Present the following data again exactly as it is shown.

Excerpts from a figure dataset

-----

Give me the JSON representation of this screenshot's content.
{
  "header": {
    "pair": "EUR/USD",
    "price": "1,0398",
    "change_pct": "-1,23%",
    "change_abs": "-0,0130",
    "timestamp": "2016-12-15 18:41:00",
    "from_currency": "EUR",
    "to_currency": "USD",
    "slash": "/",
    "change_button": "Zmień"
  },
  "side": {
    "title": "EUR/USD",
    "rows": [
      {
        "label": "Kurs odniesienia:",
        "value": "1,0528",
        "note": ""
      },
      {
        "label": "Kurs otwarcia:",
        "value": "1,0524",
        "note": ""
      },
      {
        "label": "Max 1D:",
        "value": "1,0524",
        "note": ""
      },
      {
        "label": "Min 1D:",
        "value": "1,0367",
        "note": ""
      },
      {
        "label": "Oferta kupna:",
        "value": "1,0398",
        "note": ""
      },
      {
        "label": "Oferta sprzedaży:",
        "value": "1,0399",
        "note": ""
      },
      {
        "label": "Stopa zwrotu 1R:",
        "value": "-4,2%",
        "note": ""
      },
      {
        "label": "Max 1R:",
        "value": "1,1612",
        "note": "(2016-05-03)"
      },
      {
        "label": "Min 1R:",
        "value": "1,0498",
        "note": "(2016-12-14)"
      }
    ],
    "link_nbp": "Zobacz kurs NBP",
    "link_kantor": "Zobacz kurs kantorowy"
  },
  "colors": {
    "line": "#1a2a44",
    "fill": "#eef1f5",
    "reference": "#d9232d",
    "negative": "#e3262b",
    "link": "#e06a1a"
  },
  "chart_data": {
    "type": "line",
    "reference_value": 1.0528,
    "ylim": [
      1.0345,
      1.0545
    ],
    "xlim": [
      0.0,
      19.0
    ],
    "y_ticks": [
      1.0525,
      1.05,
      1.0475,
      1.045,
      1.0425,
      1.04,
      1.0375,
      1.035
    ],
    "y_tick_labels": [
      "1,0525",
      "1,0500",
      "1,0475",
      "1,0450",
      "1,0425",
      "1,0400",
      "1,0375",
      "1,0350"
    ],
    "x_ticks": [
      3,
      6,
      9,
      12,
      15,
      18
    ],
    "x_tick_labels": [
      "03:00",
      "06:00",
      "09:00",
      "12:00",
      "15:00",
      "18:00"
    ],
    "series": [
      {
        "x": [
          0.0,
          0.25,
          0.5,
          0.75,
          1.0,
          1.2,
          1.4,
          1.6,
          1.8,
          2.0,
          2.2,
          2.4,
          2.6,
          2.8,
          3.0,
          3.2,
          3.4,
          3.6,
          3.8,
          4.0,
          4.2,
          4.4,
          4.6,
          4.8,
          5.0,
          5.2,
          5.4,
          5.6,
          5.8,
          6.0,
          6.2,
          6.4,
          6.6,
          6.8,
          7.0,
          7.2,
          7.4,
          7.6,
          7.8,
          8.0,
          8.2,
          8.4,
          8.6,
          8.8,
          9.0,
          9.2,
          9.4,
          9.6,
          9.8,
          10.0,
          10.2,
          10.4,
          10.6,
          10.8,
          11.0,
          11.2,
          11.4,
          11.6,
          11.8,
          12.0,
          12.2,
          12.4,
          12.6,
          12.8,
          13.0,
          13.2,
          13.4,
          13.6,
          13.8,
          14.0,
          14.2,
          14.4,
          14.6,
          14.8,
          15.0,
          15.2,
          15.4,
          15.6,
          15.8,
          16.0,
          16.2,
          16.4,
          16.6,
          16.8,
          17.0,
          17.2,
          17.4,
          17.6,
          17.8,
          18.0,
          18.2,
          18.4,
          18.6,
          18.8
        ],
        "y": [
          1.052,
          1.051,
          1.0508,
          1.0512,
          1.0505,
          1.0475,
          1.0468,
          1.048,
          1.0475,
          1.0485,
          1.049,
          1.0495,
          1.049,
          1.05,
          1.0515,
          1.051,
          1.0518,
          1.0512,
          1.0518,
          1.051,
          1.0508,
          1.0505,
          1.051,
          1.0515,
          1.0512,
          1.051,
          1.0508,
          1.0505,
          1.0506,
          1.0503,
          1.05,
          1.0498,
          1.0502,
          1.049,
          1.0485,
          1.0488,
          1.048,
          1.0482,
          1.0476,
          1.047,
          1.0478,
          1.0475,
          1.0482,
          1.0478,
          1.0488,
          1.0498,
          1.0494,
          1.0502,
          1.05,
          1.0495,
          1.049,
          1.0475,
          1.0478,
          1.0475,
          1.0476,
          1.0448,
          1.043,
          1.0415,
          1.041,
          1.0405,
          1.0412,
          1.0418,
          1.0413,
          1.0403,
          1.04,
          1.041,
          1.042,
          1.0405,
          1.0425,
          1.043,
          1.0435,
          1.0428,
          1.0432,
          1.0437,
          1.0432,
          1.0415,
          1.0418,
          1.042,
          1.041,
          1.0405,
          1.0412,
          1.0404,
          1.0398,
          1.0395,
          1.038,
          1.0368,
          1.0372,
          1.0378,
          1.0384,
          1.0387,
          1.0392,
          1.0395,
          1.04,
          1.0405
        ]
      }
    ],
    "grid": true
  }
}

-----

WORKED SOLUTION:
Give me the JSON representation of this screenshot's content.
{
  "header": {
    "pair": "EUR/USD",
    "price": "1,0398",
    "change_pct": "-1,23%",
    "change_abs": "-0,0130",
    "timestamp": "2016-12-15 18:41:00",
    "from_currency": "EUR",
    "to_currency": "USD",
    "slash": "/",
    "change_button": "Zmień"
  },
  "side": {
    "title": "EUR/USD",
    "rows": [
      {
        "label": "Kurs odniesienia:",
        "value": "1,0528",
        "note": ""
      },
      {
        "label": "Kurs otwarcia:",
        "value": "1,0524",
        "note": ""
      },
      {
        "label": "Max 1D:",
        "value": "1,0524",
        "note": ""
      },
      {
        "label": "Min 1D:",
        "value": "1,0367",
        "note": ""
      },
      {
        "label": "Oferta kupna:",
        "value": "1,0398",
        "note": ""
      },
      {
        "label": "Oferta sprzedaży:",
        "value": "1,0399",
        "note": ""
      },
      {
        "label": "Stopa zwrotu 1R:",
        "value": "-4,2%",
        "note": ""
      },
      {
        "label": "Max 1R:",
        "value": "1,1612",
        "note": "(2016-05-03)"
      },
      {
        "label": "Min 1R:",
        "value": "1,0498",
        "note": "(2016-12-14)"
      }
    ],
    "link_nbp": "Zobacz kurs NBP",
    "link_kantor": "Zobacz kurs kantorowy"
  },
  "colors": {
    "line": "#1a2a44",
    "fill": "#eef1f5",
    "reference": "#d9232d",
    "negative": "#e3262b",
    "link": "#e06a1a"
  },
  "chart_data": {
    "type": "line",
    "reference_value": 1.0528,
    "ylim": [
      1.0345,
      1.0545
    ],
    "xlim": [
      0.0,
      19.0
    ],
    "y_ticks": [
      1.0525,
      1.05,
      1.0475,
      1.045,
      1.0425,
      1.04,
      1.0375,
      1.035
    ],
    "y_tick_labels": [
      "1,0525",
      "1,0500",
      "1,0475",
      "1,0450",
      "1,0425",
      "1,0400",
      "1,0375",
      "1,0350"
    ],
    "x_ticks": [
      3,
      6,
      9,
      12,
      15,
      18
    ],
    "x_tick_labels": [
      "03:00",
      "06:00",
      "09:00",
      "12:00",
      "15:00",
      "18:00"
    ],
    "series": [
      {
        "x": [
          0.0,
          0.25,
          0.5,
          0.75,
          1.0,
          1.2,
          1.4,
          1.6,
          1.8,
          2.0,
          2.2,
          2.4,
          2.6,
          2.8,
          3.0,
          3.2,
          3.4,
          3.6,
          3.8,
          4.0,
          4.2,
          4.4,
          4.6,
          4.8,
          5.0,
          5.2,
          5.4,
          5.6,
          5.8,
          6.0,
          6.2,
          6.4,
          6.6,
          6.8,
          7.0,
          7.2,
          7.4,
          7.6,
          7.8,
          8.0,
          8.2,
          8.4,
          8.6,
          8.8,
          9.0,
          9.2,
          9.4,
          9.6,
          9.8,
          10.0,
          10.2,
          10.4,
          10.6,
          10.8,
          11.0,
          11.2,
          11.4,
          11.6,
          11.8,
          12.0,
          12.2,
          12.4,
          12.6,
          12.8,
          13.0,
          13.2,
          13.4,
          13.6,
          13.8,
          14.0,
          14.2,
          14.4,
          14.6,
          14.8,
          15.0,
          15.2,
          15.4,
          15.6,
          15.8,
          16.0,
          16.2,
          16.4,
          16.6,
          16.8,
          17.0,
          17.2,
          17.4,
          17.6,
          17.8,
          18.0,
          18.2,
          18.4,
          18.6,
          18.8
        ],
        "y": [
          1.052,
          1.051,
          1.0508,
          1.0512,
          1.0505,
          1.0475,
          1.0468,
          1.048,
          1.0475,
          1.0485,
          1.049,
          1.0495,
          1.049,
          1.05,
          1.0515,
          1.051,
          1.0518,
          1.0512,
          1.0518,
          1.051,
          1.0508,
          1.0505,
          1.051,
          1.0515,
          1.0512,
          1.051,
          1.0508,
          1.0505,
          1.0506,
          1.0503,
          1.05,
          1.0498,
          1.0502,
          1.049,
          1.0485,
          1.0488,
          1.048,
          1.0482,
          1.0476,
          1.047,
          1.0478,
          1.0475,
          1.0482,
          1.0478,
          1.0488,
          1.0498,
          1.0494,
          1.0502,
          1.05,
          1.0495,
          1.049,
          1.0475,
          1.0478,
          1.0475,
          1.0476,
          1.0448,
          1.043,
          1.0415,
          1.041,
          1.0405,
          1.0412,
          1.0418,
          1.0413,
          1.0403,
          1.04,
          1.041,
          1.042,
          1.0405,
          1.0425,
          1.043,
          1.0435,
          1.0428,
          1.0432,
          1.0437,
          1.0432,
          1.0415,
          1.0418,
          1.042,
          1.041,
          1.0405,
          1.0412,
          1.0404,
          1.0398,
          1.0395,
          1.038,
          1.0368,
          1.0372,
          1.0378,
          1.0384,
          1.0387,
          1.0392,
          1.0395,
          1.04,
          1.0405
        ]
      }
    ],
    "grid": true
  }
}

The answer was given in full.